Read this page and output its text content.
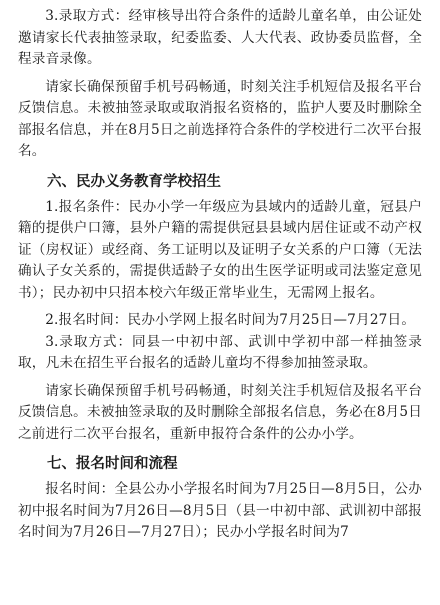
3.录取方式：经审核导出符合条件的适龄儿童名单，由公证处邀请家长代表抽签录取，纪委监委、人大代表、政协委员监督，全程录音录像。

请家长确保预留手机号码畅通，时刻关注手机短信及报名平台反馈信息。未被抽签录取或取消报名资格的，监护人要及时删除全部报名信息，并在8月5日之前选择符合条件的学校进行二次平台报名。

六、民办义务教育学校招生

1.报名条件：民办小学一年级应为县域内的适龄儿童，冠县户籍的提供户口簿，县外户籍的需提供冠县县域内居住证或不动产权证（房权证）或经商、务工证明以及证明子女关系的户口簿（无法确认子女关系的，需提供适龄子女的出生医学证明或司法鉴定意见书）；民办初中只招本校六年级正常毕业生，无需网上报名。

2.报名时间：民办小学网上报名时间为7月25日—7月27日。

3.录取方式：同县一中初中部、武训中学初中部一样抽签录取，凡未在招生平台报名的适龄儿童均不得参加抽签录取。

请家长确保预留手机号码畅通，时刻关注手机短信及报名平台反馈信息。未被抽签录取的及时删除全部报名信息，务必在8月5日之前进行二次平台报名，重新申报符合条件的公办小学。

七、报名时间和流程

报名时间：全县公办小学报名时间为7月25日—8月5日，公办初中报名时间为7月26日—8月5日（县一中初中部、武训初中部报名时间为7月26日—7月27日）；民办小学报名时间为7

------

### TASK REQUIREMENTS
Return the material exactly as given, apart from the pictures.

### EXERCISE RESULT
Read this page and output its text content.
3.录取方式：经审核导出符合条件的适龄儿童名单，由公证处邀请家长代表抽签录取，纪委监委、人大代表、政协委员监督，全程录音录像。

请家长确保预留手机号码畅通，时刻关注手机短信及报名平台反馈信息。未被抽签录取或取消报名资格的，监护人要及时删除全部报名信息，并在8月5日之前选择符合条件的学校进行二次平台报名。

六、民办义务教育学校招生

1.报名条件：民办小学一年级应为县域内的适龄儿童，冠县户籍的提供户口簿，县外户籍的需提供冠县县域内居住证或不动产权证（房权证）或经商、务工证明以及证明子女关系的户口簿（无法确认子女关系的，需提供适龄子女的出生医学证明或司法鉴定意见书）；民办初中只招本校六年级正常毕业生，无需网上报名。

2.报名时间：民办小学网上报名时间为7月25日—7月27日。

3.录取方式：同县一中初中部、武训中学初中部一样抽签录取，凡未在招生平台报名的适龄儿童均不得参加抽签录取。

请家长确保预留手机号码畅通，时刻关注手机短信及报名平台反馈信息。未被抽签录取的及时删除全部报名信息，务必在8月5日之前进行二次平台报名，重新申报符合条件的公办小学。

七、报名时间和流程

报名时间：全县公办小学报名时间为7月25日—8月5日，公办初中报名时间为7月26日—8月5日（县一中初中部、武训初中部报名时间为7月26日—7月27日）；民办小学报名时间为7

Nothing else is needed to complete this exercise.